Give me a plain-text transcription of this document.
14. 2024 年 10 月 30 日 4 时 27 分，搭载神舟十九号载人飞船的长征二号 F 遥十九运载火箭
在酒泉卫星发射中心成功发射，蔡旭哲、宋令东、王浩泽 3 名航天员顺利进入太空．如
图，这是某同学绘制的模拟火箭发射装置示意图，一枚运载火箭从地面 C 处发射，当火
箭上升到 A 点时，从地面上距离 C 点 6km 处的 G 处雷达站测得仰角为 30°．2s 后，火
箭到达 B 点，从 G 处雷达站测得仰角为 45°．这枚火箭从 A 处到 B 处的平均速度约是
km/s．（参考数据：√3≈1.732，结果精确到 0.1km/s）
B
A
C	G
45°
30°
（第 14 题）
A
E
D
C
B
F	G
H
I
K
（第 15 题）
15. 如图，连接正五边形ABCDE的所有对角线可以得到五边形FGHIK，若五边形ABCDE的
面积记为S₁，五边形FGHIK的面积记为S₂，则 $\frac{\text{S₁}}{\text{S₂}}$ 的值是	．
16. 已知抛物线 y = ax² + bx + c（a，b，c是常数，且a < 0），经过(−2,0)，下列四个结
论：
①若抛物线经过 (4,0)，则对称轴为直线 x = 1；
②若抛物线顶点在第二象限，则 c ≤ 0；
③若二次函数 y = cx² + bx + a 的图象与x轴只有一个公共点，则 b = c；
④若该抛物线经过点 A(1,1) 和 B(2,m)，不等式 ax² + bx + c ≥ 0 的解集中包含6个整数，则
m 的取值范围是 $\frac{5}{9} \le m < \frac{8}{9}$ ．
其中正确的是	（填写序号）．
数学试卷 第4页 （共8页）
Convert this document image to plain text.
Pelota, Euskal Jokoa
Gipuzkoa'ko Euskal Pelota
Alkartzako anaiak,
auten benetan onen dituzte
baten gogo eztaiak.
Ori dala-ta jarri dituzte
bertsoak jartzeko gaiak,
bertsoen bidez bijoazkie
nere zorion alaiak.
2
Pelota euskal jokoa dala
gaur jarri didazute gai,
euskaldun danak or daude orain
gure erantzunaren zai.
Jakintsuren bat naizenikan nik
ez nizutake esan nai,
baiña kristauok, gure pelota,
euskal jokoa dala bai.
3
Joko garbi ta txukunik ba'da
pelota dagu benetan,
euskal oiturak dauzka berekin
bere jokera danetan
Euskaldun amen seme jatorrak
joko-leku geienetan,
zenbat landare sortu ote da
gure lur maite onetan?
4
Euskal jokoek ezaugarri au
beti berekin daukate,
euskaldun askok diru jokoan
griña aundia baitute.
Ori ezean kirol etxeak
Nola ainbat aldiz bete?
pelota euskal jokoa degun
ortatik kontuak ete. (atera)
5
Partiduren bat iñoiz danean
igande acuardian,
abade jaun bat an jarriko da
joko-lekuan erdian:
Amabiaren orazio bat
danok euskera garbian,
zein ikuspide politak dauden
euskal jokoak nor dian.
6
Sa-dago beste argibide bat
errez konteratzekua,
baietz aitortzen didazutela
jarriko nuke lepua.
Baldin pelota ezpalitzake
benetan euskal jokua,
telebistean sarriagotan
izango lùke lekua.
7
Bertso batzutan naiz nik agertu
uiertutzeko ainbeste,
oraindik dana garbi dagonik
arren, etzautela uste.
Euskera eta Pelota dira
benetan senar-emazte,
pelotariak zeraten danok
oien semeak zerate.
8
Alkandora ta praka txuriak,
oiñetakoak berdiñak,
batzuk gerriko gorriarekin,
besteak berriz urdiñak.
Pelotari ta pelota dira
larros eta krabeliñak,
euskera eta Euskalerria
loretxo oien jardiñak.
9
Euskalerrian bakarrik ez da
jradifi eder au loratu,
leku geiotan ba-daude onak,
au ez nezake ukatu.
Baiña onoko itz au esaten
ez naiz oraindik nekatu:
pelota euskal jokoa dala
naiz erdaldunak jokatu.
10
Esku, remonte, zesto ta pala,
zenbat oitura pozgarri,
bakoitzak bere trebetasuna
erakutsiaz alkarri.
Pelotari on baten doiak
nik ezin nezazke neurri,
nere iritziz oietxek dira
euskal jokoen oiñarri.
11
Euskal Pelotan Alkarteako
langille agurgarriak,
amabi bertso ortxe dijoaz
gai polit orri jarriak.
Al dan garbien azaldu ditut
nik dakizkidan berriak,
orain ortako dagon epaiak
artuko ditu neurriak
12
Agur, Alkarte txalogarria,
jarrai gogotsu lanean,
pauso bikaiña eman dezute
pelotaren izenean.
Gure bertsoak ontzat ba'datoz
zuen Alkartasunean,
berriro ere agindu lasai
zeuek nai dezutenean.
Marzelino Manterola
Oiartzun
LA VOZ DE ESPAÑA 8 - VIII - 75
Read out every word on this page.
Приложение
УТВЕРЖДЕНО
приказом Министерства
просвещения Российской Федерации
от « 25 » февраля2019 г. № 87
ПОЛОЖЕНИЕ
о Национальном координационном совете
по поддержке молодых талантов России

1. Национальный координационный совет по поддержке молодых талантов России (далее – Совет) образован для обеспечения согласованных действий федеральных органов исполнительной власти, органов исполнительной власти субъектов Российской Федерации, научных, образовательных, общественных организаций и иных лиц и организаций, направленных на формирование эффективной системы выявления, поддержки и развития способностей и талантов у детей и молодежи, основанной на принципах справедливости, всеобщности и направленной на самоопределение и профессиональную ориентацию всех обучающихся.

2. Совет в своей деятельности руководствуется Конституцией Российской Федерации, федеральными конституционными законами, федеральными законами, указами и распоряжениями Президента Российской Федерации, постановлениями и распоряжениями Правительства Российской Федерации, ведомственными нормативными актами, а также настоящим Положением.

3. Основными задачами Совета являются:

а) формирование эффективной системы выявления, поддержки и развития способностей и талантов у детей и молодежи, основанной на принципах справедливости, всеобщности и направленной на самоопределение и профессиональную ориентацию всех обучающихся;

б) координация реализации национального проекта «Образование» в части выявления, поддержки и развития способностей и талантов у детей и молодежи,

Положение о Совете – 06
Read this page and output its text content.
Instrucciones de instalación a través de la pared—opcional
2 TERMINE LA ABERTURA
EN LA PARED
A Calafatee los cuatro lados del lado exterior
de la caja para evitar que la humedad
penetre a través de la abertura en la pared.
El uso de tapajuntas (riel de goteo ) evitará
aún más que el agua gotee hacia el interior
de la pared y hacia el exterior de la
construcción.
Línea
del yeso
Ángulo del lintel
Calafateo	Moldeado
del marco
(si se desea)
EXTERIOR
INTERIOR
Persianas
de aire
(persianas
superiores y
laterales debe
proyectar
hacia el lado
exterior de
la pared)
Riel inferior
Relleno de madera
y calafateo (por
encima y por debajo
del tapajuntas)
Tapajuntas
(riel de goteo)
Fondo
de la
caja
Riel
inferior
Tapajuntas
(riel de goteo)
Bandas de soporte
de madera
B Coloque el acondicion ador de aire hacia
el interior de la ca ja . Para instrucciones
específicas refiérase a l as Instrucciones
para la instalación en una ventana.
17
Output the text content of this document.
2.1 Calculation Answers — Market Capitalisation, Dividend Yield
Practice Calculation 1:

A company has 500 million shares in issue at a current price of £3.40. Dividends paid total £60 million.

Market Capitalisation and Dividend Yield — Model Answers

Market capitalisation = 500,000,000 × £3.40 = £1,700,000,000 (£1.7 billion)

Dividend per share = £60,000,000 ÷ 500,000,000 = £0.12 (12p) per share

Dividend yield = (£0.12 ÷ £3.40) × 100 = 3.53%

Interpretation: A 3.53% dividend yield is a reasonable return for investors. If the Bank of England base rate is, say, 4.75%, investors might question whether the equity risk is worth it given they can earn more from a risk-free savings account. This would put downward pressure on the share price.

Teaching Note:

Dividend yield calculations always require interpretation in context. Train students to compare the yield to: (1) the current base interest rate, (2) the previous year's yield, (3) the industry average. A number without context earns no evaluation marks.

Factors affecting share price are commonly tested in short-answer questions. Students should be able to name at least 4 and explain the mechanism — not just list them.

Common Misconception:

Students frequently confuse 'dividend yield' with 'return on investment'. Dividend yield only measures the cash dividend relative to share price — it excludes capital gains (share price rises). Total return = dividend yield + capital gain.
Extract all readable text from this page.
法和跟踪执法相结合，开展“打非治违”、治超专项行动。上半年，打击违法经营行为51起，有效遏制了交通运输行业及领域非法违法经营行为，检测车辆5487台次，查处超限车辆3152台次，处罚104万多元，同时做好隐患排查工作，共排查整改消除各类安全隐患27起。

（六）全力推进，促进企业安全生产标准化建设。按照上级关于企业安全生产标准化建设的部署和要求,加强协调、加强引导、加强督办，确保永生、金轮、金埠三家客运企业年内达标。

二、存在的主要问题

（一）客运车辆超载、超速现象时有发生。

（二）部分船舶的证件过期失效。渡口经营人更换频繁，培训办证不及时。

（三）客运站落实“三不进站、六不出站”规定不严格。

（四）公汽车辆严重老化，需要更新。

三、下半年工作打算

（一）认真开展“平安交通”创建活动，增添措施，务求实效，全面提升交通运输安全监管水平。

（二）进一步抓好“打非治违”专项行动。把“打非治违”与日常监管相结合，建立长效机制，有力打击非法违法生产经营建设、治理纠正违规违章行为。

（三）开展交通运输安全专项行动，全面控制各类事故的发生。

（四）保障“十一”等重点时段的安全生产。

→ **WHAT THE EXERCISE ASKS**: Across the records, count the lines holding the string "price". Give the number and stop.

→ **ANSWER BELOW**: 4